◆ Tareas escritas:
(A) Reescribe el relato sobre la familia de Manson desde "A 30 kilómetros" hasta "desataría el caos.", cambiando "auto" por "coche".
(B) Según el relato sobre la familia de Manson, ¿quiénes subieron al auto esa noche y qué edad tenía cada uno?
(C) Por favor, sigue escribiendo el relato sobre el asalto a la mansión a partir de su última frase.

◆ Fuente:
A 30 kilómetros de allí, en un oscuro lugar llamado Rancho Spahn un hombrecito pequeño, de 34 años, acostumbrado a vivir en centros de reclusión desde su más tierna infancia y que aprovechando el movimiento hippy y sus contactos con uno de los Beach Boys había intentado sin éxito empezar una carrera como cantante, jugaba con sus “súbditos” al Creepy Crawl (abordaje silencioso) que consistía en ir hasta donde vivían los más ricos de la ciudad y allanar sus mansiones. Para esa noche escogió a sus mejores muchachos. Al espacioso auto entraron cuatro de los que integrantes de su “familia”. Ellos eran Charles “Tex” Watson de 23 años, Patricia Krenwikel de 21, Susan Atkins de 21 y Linda Kasabian de 20. El hombrecito dio las órdenes pertinentes, el Helter Skelter había comenzado. Esa noche se desataría el caos.
Los integrantes de la mansión estaban tan distraídos que no escucharon los dos disparos que acabaron con la vida con un joven repartidor que había tenido la desgracia de estar en el lugar y en el momento menos indicado. Kasabian al ver el rostro ensangrentado del joven entendió que esta vez el Creepy Crawl tendría otros componentes. Se quedó afuera a avisar si algo raro sucedía. La mansión la conocían bien. Allí había vivido Terry Melcher un productor musical que había rechazado sin mucho aspaviento la obra musical de Charles Manson, el oscuro hombrecito que movía los hilos de su familia en el Rancho Spahn.
Por eso los integrantes de su familia sabían muy bien donde entrar, donde dar el primer golpe. Watson fue el encargado de despertar con su revólver a Frykowski, este, nublado por la droga no entendía muy bien que pasaba. Krenwikel y Atkins lo ayudaron a levantar. El amigo polaco no entendía muy bien por qué gritaba Sharon Tate a quien recién habían sacado de la habitación y por qué estaba tendido boca abajo sobre el sofá Sebrling. Trataban de estar calmados, posiblemente era una de esas bromas pesadas a las que acostumbraba someter a sus amigos el bueno del Roman. Pero las cosas se harían más confusas para el exdeportista olímpico cuando vio como Watson disparaba en la espalda del estilista.

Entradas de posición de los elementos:
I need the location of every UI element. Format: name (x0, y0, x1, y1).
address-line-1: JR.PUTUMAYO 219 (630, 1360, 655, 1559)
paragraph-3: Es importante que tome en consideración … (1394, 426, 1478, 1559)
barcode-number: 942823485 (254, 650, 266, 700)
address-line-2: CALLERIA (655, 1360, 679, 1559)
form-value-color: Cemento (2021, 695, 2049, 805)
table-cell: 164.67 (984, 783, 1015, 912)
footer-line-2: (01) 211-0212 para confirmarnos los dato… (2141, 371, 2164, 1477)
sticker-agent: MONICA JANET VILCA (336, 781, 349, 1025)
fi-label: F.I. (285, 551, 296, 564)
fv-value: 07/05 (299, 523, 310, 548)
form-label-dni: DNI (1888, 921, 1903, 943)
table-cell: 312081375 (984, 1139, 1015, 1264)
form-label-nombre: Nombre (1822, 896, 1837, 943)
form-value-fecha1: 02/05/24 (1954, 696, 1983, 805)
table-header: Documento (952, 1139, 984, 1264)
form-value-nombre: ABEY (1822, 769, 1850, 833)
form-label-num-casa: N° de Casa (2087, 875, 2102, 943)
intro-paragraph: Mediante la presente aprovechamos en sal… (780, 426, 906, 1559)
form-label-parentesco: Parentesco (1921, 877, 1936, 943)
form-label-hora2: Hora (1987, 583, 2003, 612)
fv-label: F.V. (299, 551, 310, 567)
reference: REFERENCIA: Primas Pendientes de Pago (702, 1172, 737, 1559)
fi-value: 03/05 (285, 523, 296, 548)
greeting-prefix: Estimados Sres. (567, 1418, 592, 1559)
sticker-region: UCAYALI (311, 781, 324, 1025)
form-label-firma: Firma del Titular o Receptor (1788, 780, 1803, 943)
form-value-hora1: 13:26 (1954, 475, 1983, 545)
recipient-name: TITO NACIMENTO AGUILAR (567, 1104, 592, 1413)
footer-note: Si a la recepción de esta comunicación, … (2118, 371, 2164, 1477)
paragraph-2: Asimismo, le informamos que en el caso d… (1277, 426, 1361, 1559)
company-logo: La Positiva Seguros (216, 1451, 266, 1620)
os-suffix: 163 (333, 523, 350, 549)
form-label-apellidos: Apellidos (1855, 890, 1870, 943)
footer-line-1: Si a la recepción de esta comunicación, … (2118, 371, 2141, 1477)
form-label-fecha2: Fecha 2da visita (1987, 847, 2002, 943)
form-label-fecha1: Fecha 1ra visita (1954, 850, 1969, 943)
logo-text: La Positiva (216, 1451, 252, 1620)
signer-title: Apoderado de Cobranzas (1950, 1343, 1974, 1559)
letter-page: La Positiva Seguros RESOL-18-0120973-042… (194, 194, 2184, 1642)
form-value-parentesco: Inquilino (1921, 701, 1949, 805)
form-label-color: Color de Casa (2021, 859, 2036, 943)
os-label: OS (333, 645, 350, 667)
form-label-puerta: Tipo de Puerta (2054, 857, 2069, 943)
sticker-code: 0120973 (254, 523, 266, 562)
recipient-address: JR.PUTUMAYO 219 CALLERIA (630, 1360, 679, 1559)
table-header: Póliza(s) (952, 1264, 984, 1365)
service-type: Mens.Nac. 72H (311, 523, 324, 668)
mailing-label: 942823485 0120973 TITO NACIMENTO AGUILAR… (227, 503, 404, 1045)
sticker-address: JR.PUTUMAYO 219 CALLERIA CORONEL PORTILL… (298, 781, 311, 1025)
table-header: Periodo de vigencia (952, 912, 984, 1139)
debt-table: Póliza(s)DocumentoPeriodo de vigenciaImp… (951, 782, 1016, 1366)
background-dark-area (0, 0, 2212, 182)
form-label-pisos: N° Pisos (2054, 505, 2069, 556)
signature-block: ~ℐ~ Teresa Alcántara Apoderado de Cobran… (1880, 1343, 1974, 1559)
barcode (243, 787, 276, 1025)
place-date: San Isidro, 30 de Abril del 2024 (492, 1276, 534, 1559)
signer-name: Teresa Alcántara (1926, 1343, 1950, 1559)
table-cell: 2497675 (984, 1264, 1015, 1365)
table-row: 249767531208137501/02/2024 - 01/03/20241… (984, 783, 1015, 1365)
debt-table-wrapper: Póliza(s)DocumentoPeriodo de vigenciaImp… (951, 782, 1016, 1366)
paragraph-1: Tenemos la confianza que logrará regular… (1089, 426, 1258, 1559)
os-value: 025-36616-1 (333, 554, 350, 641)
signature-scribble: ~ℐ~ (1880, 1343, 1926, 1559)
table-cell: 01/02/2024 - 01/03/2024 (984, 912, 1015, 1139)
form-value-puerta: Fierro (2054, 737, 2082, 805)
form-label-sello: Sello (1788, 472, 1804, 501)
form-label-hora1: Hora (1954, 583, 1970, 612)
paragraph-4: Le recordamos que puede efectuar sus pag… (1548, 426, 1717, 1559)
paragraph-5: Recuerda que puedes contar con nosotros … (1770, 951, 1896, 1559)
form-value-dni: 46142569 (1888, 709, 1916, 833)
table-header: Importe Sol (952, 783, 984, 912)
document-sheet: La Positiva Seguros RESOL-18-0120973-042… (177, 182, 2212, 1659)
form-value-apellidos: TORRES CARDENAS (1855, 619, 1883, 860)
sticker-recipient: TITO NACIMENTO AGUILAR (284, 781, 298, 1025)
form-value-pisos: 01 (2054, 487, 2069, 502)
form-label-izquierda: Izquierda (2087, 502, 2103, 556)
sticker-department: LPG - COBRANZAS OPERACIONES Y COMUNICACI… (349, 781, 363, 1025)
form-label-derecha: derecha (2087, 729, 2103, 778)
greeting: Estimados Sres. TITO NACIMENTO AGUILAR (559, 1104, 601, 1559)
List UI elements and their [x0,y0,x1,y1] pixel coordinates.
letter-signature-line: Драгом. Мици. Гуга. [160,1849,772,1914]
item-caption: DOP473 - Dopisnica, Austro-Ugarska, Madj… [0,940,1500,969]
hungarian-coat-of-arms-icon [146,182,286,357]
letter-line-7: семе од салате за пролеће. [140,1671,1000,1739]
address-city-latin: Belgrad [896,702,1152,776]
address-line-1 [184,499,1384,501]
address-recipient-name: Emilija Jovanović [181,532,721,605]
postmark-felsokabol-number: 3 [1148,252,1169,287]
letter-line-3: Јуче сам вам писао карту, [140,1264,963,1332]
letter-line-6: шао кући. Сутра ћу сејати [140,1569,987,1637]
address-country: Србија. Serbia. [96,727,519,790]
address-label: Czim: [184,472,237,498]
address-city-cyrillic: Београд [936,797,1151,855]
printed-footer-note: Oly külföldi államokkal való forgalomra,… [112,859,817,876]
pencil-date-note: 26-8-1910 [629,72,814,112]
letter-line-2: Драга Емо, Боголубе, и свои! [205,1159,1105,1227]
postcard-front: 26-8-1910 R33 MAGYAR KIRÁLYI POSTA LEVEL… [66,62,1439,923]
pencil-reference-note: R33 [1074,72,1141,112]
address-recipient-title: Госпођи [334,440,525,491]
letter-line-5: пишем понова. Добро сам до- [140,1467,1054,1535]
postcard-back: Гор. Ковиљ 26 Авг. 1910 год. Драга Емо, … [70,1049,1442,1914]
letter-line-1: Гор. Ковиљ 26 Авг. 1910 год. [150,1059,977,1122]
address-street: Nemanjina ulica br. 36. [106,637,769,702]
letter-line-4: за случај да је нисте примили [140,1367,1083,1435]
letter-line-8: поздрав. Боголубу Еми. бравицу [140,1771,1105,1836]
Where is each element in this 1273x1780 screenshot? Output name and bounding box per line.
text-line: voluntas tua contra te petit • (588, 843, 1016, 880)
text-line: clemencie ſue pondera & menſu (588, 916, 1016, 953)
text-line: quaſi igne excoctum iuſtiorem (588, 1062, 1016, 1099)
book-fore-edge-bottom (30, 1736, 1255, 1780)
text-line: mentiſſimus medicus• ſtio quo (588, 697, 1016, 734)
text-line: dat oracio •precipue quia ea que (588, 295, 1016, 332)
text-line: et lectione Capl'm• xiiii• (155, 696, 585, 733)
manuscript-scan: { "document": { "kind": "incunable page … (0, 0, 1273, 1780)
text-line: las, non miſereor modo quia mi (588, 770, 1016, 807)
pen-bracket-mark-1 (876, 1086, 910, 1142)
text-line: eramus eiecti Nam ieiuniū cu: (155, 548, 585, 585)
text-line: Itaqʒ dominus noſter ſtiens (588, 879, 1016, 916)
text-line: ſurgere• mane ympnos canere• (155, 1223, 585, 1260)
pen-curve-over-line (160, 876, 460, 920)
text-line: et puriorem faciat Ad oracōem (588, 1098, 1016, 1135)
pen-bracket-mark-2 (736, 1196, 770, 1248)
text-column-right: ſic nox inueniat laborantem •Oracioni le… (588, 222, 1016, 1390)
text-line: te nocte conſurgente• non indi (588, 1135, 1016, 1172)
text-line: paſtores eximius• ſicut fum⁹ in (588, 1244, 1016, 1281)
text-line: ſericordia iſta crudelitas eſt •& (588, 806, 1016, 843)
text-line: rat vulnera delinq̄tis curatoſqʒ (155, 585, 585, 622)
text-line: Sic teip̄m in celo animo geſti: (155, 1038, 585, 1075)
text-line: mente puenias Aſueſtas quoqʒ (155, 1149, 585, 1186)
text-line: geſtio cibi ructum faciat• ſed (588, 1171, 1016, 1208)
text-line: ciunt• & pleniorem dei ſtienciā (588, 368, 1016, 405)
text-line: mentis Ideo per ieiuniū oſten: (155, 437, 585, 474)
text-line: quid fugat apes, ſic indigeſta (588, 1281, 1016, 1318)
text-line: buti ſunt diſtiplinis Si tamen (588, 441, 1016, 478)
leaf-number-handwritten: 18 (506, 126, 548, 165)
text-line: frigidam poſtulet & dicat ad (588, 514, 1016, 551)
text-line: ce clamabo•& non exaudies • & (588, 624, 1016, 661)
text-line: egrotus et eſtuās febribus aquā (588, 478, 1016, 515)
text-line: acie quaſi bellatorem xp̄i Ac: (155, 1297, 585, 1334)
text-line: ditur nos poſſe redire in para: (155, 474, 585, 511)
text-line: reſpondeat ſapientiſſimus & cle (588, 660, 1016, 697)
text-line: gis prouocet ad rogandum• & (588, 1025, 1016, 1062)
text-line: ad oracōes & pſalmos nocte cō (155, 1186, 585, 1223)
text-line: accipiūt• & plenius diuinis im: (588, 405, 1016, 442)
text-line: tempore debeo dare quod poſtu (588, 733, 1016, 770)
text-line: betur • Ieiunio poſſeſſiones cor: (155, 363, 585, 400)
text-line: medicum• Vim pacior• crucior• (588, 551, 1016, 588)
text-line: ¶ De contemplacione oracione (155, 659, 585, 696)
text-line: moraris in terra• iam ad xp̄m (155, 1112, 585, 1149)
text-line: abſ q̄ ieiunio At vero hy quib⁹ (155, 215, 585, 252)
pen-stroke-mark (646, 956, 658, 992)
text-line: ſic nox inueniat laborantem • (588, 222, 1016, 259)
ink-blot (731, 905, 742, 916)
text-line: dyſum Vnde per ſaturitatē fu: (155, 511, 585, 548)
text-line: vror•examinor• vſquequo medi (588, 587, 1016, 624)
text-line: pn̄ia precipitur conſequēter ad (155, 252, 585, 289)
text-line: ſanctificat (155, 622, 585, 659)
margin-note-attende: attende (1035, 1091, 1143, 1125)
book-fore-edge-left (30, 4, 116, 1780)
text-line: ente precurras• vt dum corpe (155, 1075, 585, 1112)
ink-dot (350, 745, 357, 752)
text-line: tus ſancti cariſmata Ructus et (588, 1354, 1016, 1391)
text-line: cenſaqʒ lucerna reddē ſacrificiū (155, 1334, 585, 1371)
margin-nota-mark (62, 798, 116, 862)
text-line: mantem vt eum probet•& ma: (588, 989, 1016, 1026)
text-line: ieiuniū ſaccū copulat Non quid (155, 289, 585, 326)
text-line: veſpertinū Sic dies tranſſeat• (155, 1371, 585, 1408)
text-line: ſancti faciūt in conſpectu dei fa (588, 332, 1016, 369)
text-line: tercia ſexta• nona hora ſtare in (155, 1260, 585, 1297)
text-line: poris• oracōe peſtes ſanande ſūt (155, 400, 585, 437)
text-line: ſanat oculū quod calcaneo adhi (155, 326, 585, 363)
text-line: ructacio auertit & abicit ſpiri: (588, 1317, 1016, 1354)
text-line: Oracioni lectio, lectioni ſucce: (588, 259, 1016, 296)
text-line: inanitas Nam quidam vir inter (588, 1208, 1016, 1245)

◆ Resultados:
(A)
A 30 kilómetros de allí, en un oscuro lugar llamado Rancho Spahn un hombrecito pequeño, de 34 años, acostumbrado a vivir en centros de reclusión desde su más tierna infancia y que aprovechando el movimiento hippy y sus contactos con uno de los Beach Boys había intentado sin éxito empezar una carrera como cantante, jugaba con sus “súbditos” al Creepy Crawl (abordaje silencioso) que consistía en ir hasta donde vivían los más ricos de la ciudad y allanar sus mansiones. Para esa noche escogió a sus mejores muchachos. Al espacioso coche entraron cuatro de los que integrantes de su “familia”. Ellos eran Charles “Tex” Watson de 23 años, Patricia Krenwikel de 21, Susan Atkins de 21 y Linda Kasabian de 20. El hombrecito dio las órdenes pertinentes, el Helter Skelter había comenzado. Esa noche se desataría el caos.

(B) Charles "Tex" Watson, de 23 años; Patricia Krenwikel, de 21; Susan Atkins, de 21, y Linda Kasabian, de 20.

(C)
Tanto Tate como Fogler tenían sobre el cuello una cuerda. Estaban amarradas entre sí. Atkins empezó a tirar de la cuerda, las mujeres mostraban los primeros indicios de estrangulamiento. Los pies de ambas comenzaban a elevarse. Frykowski reaccionó, peleó como un guerrero por su vida, por la vida de los amigos. Alcanzó a herir a Atkins pero Tex Watson le propinó varias cuchilladas en el pecho. Con las pocas fuerzas que tenía el polaco alcanzó a salir de la mansión. Iban a ir tras él cuando el discípulo de Manson ordenó a las dos muchachas que acuchillaran a Tate y su amiga. Atkins le dio dos cuchilladas en el pecho a la actriz. En una de sus declaraciones durante el juicio dijo que “Había alcanzado a ver como algo se movía dentro de ella… era realmente espeluznante” Había pensado en extraerle el feto a Tate y llevárselo a Manson como una especie de trofeo. Lamentablemente para ella no pudo efectuarle el regalo a su maestro. El cuchillo se había atascado en el omoplato de la actriz. Quedó encogida, en posición fetal. Sus últimas palabras fueron “Mamá… mamá”.
Frykowsky se encontró afuera con Linda Kasabian, ella lo vio bañado en sangre pero aún de pie. Detrás venía Watson. Allí lo remato. Necesitaron siete balas y cincuenta cuchilladas para matar al gigante polaco.
Antes de irse, los miembros de la pandilla escribieron con la sangre de las víctimas la palabra Pigs en una de las puertas traseras de la casa.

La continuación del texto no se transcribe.